→ Complete the following
1. Update the author bio from "My book A Sense" up to and including "for the Blind.", replacing "bestseller" with "best seller".
2. According to the author bio, what did the author earn at fourteen?
3. Translate this sentence from the author bio into Spanish: "I live in Northern California."

→ Selected excerpt

--*--

“The finest language is mostly made up of simple unimposing words.” —George Eliot

    I’m a writer of fiction and nonfiction. I live in Northern California. I don’t have that gene that makes people afraid of spiders (have they discovered that gene yet?). I’m extremely left-handed.

    My book A Sense of the World: How a Blind Man Became History’s Greatest Traveler (HarperCollins), was a national bestseller, a finalist for the National Book Critics Circle Award, longlisted for the international Guardian First Book Award, and named a Best Book of the Year by the Washington Post, the San Francisco Chronicle and Kirkus Reviews. It was also an impetus for the Holman Prize, awarded annually by Lighthouse for the Blind.

    I’ve also been the inaugural winner of the Van Zorn Prize for emerging fiction writers, sponsored by Michael Chabon, and a contributor to McSweeney’s, The Believer, the Village Voice and other publications. I’m a board member of The Community of Writers at Squaw Valley, and a frequent member of their teaching staff.

    I’m a Southern California native, the son of the photographer Anthony K. Roberts and the actress Gloria Neil. My childhood was fairly nomadic, split between California, Hawaii, and the back seat of a Volkswagen bus. I earned a high school diploma at fourteen, then took a six-year hiatus to work as a day laborer, dishwasher and late-night disc jockey, before getting a degree from the University of California, Santa Cruz.

--*--

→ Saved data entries
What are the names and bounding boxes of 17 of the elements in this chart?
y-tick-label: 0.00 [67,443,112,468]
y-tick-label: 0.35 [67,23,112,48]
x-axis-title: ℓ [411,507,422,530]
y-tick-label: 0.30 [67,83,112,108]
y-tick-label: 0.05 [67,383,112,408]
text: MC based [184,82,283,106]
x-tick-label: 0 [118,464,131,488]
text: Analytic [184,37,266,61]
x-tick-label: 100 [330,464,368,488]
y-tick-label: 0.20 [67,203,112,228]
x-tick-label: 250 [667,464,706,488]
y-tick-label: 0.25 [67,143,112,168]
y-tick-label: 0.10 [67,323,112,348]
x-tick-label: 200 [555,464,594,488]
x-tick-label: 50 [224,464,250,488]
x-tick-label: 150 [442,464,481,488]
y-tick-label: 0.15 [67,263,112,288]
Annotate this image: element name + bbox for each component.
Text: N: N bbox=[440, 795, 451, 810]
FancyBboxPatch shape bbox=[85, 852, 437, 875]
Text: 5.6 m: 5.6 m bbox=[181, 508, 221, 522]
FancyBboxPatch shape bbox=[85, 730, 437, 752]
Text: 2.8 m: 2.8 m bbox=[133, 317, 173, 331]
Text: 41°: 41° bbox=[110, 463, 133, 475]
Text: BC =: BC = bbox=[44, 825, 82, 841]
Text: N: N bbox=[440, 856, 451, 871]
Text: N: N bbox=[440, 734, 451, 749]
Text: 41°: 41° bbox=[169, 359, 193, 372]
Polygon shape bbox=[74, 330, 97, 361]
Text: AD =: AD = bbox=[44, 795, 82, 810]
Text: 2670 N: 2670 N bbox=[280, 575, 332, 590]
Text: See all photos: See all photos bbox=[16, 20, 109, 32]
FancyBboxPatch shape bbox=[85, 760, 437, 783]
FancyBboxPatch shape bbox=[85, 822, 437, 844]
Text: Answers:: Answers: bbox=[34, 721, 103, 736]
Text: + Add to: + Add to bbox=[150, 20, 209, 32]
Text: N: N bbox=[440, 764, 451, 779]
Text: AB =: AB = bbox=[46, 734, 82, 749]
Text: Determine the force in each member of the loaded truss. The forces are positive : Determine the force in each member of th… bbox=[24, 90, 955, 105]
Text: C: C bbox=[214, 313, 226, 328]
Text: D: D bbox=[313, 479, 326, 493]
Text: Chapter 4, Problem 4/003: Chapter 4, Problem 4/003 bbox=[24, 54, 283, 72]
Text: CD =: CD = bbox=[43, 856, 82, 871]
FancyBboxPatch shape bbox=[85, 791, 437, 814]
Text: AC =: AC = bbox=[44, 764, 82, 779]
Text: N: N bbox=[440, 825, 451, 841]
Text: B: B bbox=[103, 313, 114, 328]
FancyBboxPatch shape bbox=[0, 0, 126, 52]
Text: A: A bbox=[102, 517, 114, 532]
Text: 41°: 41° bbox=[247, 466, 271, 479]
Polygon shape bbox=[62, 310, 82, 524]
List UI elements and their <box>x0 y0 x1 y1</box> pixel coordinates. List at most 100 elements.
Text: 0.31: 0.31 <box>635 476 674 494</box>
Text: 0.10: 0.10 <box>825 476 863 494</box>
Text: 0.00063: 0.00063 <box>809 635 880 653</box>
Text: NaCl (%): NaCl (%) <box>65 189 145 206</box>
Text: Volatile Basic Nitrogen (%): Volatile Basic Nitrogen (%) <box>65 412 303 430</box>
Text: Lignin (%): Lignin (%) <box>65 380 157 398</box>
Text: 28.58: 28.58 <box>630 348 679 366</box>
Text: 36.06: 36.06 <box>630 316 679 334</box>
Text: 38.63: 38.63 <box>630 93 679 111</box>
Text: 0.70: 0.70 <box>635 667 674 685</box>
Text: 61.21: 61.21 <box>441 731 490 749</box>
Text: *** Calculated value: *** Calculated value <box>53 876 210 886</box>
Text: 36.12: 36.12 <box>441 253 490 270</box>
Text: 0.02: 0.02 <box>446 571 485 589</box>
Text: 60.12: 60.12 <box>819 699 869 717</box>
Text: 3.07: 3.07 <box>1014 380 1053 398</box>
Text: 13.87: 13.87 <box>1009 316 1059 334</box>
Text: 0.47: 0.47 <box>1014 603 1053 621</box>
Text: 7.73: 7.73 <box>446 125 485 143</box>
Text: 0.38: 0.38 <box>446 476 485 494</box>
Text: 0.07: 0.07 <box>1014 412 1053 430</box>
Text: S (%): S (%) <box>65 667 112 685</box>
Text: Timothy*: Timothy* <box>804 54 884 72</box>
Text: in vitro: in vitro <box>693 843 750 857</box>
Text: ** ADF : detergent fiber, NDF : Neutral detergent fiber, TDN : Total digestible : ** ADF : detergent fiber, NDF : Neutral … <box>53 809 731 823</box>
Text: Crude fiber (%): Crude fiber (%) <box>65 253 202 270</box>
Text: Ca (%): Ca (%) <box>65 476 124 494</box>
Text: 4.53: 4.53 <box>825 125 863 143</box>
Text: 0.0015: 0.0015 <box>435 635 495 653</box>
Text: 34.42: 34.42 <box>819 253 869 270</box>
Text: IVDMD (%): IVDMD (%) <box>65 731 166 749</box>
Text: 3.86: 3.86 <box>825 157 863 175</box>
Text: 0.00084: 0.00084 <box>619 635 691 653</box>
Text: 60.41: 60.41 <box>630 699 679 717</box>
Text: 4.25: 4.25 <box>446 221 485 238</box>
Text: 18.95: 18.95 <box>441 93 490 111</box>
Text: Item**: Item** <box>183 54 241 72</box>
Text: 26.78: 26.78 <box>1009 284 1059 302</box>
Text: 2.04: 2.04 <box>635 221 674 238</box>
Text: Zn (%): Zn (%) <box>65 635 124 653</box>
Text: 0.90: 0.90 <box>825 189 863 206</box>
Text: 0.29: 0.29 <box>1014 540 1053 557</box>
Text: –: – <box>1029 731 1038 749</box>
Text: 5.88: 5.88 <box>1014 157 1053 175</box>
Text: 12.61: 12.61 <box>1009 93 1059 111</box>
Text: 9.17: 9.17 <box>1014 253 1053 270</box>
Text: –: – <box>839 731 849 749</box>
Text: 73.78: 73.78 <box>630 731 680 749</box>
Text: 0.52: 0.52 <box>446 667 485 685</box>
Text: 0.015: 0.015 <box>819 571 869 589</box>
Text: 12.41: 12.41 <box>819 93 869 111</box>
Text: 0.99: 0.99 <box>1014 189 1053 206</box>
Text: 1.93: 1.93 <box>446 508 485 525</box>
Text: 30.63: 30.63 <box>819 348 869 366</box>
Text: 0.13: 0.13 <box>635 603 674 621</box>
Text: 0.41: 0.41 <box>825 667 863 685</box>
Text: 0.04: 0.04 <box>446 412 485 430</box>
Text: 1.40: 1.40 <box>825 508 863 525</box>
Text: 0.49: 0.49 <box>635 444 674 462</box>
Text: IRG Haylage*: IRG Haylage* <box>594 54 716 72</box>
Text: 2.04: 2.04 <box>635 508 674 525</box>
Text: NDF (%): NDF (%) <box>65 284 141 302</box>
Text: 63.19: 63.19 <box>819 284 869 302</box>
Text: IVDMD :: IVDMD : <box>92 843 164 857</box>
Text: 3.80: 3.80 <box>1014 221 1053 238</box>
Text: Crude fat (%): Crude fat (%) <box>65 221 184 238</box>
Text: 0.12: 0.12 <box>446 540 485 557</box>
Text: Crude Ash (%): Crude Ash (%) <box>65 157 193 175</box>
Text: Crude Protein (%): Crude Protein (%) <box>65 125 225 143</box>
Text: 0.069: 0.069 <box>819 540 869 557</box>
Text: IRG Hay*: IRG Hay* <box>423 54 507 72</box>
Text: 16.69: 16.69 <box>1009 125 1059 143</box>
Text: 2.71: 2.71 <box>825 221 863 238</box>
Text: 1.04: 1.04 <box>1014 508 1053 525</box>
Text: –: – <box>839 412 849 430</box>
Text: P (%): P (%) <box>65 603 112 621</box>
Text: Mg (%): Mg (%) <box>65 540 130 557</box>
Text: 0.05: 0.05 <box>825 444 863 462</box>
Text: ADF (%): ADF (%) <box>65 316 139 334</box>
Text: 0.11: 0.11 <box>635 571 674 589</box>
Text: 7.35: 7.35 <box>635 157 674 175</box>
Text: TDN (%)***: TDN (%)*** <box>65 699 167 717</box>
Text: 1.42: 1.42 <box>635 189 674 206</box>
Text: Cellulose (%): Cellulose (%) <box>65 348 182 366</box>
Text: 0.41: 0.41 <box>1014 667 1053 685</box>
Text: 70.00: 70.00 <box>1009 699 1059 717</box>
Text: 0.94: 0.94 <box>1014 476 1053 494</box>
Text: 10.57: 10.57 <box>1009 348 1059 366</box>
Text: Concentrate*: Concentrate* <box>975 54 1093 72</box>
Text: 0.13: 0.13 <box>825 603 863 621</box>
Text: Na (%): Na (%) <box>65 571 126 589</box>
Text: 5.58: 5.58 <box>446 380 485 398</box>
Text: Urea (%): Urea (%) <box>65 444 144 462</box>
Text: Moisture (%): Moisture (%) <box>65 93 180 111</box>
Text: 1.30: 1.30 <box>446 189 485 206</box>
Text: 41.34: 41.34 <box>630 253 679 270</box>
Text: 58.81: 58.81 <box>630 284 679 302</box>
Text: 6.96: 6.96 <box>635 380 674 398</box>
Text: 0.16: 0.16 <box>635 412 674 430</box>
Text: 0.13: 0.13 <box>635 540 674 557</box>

--*--

→ Answers
1.
My book A Sense of the World: How a Blind Man Became History’s Greatest Traveler (HarperCollins), was a national best seller, a finalist for the National Book Critics Circle Award, longlisted for the international Guardian First Book Award, and named a Best Book of the Year by the Washington Post, the San Francisco Chronicle and Kirkus Reviews. It was also an impetus for the Holman Prize, awarded annually by Lighthouse for the Blind.

2. A high school diploma.

3. Vivo en el norte de California.